INPUT RECORDS:
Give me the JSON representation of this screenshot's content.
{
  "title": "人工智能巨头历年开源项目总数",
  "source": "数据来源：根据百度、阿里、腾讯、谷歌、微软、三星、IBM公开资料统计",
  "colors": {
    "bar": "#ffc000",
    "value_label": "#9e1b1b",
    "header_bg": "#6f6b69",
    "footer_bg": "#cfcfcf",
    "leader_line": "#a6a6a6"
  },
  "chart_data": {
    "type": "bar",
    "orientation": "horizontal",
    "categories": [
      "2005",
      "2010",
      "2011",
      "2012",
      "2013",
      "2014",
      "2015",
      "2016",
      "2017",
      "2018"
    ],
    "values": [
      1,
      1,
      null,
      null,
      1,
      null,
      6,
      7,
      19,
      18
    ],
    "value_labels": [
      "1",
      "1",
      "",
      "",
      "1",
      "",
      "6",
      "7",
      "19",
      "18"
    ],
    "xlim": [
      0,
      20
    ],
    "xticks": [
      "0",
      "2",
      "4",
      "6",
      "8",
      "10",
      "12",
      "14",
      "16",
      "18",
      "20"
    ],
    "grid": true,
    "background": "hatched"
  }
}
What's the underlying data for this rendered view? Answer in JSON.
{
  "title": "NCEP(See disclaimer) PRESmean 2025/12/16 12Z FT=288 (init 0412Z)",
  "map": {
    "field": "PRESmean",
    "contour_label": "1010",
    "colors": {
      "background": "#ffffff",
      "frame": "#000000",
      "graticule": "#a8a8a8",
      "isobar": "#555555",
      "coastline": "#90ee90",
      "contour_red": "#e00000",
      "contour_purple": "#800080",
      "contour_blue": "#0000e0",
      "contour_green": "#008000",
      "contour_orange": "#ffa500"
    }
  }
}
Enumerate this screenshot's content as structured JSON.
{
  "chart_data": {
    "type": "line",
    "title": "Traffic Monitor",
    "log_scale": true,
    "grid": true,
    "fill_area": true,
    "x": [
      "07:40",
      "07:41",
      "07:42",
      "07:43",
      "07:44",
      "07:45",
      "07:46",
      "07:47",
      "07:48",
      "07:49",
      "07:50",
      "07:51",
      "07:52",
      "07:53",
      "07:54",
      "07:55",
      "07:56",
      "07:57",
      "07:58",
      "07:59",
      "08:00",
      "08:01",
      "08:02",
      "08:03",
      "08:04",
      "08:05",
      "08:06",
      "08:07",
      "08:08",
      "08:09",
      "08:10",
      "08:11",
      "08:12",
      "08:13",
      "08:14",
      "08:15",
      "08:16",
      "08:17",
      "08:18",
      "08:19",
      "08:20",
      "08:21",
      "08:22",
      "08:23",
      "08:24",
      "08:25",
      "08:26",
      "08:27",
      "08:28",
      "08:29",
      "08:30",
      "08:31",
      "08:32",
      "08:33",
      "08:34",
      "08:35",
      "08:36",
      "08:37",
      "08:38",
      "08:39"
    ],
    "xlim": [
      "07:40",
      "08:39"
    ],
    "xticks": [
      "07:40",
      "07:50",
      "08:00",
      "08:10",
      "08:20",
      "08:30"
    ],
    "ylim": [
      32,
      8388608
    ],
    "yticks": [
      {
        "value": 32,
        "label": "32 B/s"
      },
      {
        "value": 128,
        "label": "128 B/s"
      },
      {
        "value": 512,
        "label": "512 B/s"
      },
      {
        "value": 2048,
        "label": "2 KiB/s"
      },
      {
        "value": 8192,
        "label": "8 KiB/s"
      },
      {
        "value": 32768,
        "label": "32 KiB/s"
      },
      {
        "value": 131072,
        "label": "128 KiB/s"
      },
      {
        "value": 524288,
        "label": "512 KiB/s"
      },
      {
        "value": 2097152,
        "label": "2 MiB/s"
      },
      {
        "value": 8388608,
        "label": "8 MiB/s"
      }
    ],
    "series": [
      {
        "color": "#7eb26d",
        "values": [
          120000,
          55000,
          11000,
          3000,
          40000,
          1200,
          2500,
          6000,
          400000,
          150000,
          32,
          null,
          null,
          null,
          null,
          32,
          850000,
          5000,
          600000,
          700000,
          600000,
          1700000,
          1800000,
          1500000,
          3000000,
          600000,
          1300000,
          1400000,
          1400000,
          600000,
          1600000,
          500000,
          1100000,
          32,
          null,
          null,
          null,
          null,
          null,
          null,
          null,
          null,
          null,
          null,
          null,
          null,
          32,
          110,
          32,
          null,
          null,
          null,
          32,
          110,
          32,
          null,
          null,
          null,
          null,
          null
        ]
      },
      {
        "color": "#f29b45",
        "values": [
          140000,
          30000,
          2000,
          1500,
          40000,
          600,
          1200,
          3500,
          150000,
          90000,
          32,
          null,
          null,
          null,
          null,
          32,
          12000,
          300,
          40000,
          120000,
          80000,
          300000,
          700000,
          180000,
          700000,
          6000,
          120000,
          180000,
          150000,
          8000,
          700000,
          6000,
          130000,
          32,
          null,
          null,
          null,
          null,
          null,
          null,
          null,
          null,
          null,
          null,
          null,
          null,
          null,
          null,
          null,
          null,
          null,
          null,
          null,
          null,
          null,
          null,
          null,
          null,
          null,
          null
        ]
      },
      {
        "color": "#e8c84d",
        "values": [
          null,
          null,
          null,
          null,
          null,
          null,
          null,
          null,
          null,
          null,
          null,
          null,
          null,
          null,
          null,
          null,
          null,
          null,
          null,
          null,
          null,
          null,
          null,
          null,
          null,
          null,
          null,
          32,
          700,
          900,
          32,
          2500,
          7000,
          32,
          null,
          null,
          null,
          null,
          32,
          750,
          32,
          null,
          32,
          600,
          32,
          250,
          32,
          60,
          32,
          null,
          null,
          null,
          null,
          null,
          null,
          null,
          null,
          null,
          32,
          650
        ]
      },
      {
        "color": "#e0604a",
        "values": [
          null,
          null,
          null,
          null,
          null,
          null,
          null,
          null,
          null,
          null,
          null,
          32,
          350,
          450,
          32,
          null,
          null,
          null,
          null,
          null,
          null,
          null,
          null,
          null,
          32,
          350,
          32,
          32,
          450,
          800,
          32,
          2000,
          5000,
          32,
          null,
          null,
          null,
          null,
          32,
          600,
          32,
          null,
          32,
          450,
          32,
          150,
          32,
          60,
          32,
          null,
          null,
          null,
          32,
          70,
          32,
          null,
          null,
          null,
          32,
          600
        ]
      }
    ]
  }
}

WORK TO DO:
Transcribe every line of the data, exactly as it stands.

PROBLEM SOLUTION:
Give me the JSON representation of this screenshot's content.
{
  "title": "人工智能巨头历年开源项目总数",
  "source": "数据来源：根据百度、阿里、腾讯、谷歌、微软、三星、IBM公开资料统计",
  "colors": {
    "bar": "#ffc000",
    "value_label": "#9e1b1b",
    "header_bg": "#6f6b69",
    "footer_bg": "#cfcfcf",
    "leader_line": "#a6a6a6"
  },
  "chart_data": {
    "type": "bar",
    "orientation": "horizontal",
    "categories": [
      "2005",
      "2010",
      "2011",
      "2012",
      "2013",
      "2014",
      "2015",
      "2016",
      "2017",
      "2018"
    ],
    "values": [
      1,
      1,
      null,
      null,
      1,
      null,
      6,
      7,
      19,
      18
    ],
    "value_labels": [
      "1",
      "1",
      "",
      "",
      "1",
      "",
      "6",
      "7",
      "19",
      "18"
    ],
    "xlim": [
      0,
      20
    ],
    "xticks": [
      "0",
      "2",
      "4",
      "6",
      "8",
      "10",
      "12",
      "14",
      "16",
      "18",
      "20"
    ],
    "grid": true,
    "background": "hatched"
  }
}
What's the underlying data for this rendered view? Answer in JSON.
{
  "title": "NCEP(See disclaimer) PRESmean 2025/12/16 12Z FT=288 (init 0412Z)",
  "map": {
    "field": "PRESmean",
    "contour_label": "1010",
    "colors": {
      "background": "#ffffff",
      "frame": "#000000",
      "graticule": "#a8a8a8",
      "isobar": "#555555",
      "coastline": "#90ee90",
      "contour_red": "#e00000",
      "contour_purple": "#800080",
      "contour_blue": "#0000e0",
      "contour_green": "#008000",
      "contour_orange": "#ffa500"
    }
  }
}
Enumerate this screenshot's content as structured JSON.
{
  "chart_data": {
    "type": "line",
    "title": "Traffic Monitor",
    "log_scale": true,
    "grid": true,
    "fill_area": true,
    "x": [
      "07:40",
      "07:41",
      "07:42",
      "07:43",
      "07:44",
      "07:45",
      "07:46",
      "07:47",
      "07:48",
      "07:49",
      "07:50",
      "07:51",
      "07:52",
      "07:53",
      "07:54",
      "07:55",
      "07:56",
      "07:57",
      "07:58",
      "07:59",
      "08:00",
      "08:01",
      "08:02",
      "08:03",
      "08:04",
      "08:05",
      "08:06",
      "08:07",
      "08:08",
      "08:09",
      "08:10",
      "08:11",
      "08:12",
      "08:13",
      "08:14",
      "08:15",
      "08:16",
      "08:17",
      "08:18",
      "08:19",
      "08:20",
      "08:21",
      "08:22",
      "08:23",
      "08:24",
      "08:25",
      "08:26",
      "08:27",
      "08:28",
      "08:29",
      "08:30",
      "08:31",
      "08:32",
      "08:33",
      "08:34",
      "08:35",
      "08:36",
      "08:37",
      "08:38",
      "08:39"
    ],
    "xlim": [
      "07:40",
      "08:39"
    ],
    "xticks": [
      "07:40",
      "07:50",
      "08:00",
      "08:10",
      "08:20",
      "08:30"
    ],
    "ylim": [
      32,
      8388608
    ],
    "yticks": [
      {
        "value": 32,
        "label": "32 B/s"
      },
      {
        "value": 128,
        "label": "128 B/s"
      },
      {
        "value": 512,
        "label": "512 B/s"
      },
      {
        "value": 2048,
        "label": "2 KiB/s"
      },
      {
        "value": 8192,
        "label": "8 KiB/s"
      },
      {
        "value": 32768,
        "label": "32 KiB/s"
      },
      {
        "value": 131072,
        "label": "128 KiB/s"
      },
      {
        "value": 524288,
        "label": "512 KiB/s"
      },
      {
        "value": 2097152,
        "label": "2 MiB/s"
      },
      {
        "value": 8388608,
        "label": "8 MiB/s"
      }
    ],
    "series": [
      {
        "color": "#7eb26d",
        "values": [
          120000,
          55000,
          11000,
          3000,
          40000,
          1200,
          2500,
          6000,
          400000,
          150000,
          32,
          null,
          null,
          null,
          null,
          32,
          850000,
          5000,
          600000,
          700000,
          600000,
          1700000,
          1800000,
          1500000,
          3000000,
          600000,
          1300000,
          1400000,
          1400000,
          600000,
          1600000,
          500000,
          1100000,
          32,
          null,
          null,
          null,
          null,
          null,
          null,
          null,
          null,
          null,
          null,
          null,
          null,
          32,
          110,
          32,
          null,
          null,
          null,
          32,
          110,
          32,
          null,
          null,
          null,
          null,
          null
        ]
      },
      {
        "color": "#f29b45",
        "values": [
          140000,
          30000,
          2000,
          1500,
          40000,
          600,
          1200,
          3500,
          150000,
          90000,
          32,
          null,
          null,
          null,
          null,
          32,
          12000,
          300,
          40000,
          120000,
          80000,
          300000,
          700000,
          180000,
          700000,
          6000,
          120000,
          180000,
          150000,
          8000,
          700000,
          6000,
          130000,
          32,
          null,
          null,
          null,
          null,
          null,
          null,
          null,
          null,
          null,
          null,
          null,
          null,
          null,
          null,
          null,
          null,
          null,
          null,
          null,
          null,
          null,
          null,
          null,
          null,
          null,
          null
        ]
      },
      {
        "color": "#e8c84d",
        "values": [
          null,
          null,
          null,
          null,
          null,
          null,
          null,
          null,
          null,
          null,
          null,
          null,
          null,
          null,
          null,
          null,
          null,
          null,
          null,
          null,
          null,
          null,
          null,
          null,
          null,
          null,
          null,
          32,
          700,
          900,
          32,
          2500,
          7000,
          32,
          null,
          null,
          null,
          null,
          32,
          750,
          32,
          null,
          32,
          600,
          32,
          250,
          32,
          60,
          32,
          null,
          null,
          null,
          null,
          null,
          null,
          null,
          null,
          null,
          32,
          650
        ]
      },
      {
        "color": "#e0604a",
        "values": [
          null,
          null,
          null,
          null,
          null,
          null,
          null,
          null,
          null,
          null,
          null,
          32,
          350,
          450,
          32,
          null,
          null,
          null,
          null,
          null,
          null,
          null,
          null,
          null,
          32,
          350,
          32,
          32,
          450,
          800,
          32,
          2000,
          5000,
          32,
          null,
          null,
          null,
          null,
          32,
          600,
          32,
          null,
          32,
          450,
          32,
          150,
          32,
          60,
          32,
          null,
          null,
          null,
          32,
          70,
          32,
          null,
          null,
          null,
          32,
          600
        ]
      }
    ]
  }
}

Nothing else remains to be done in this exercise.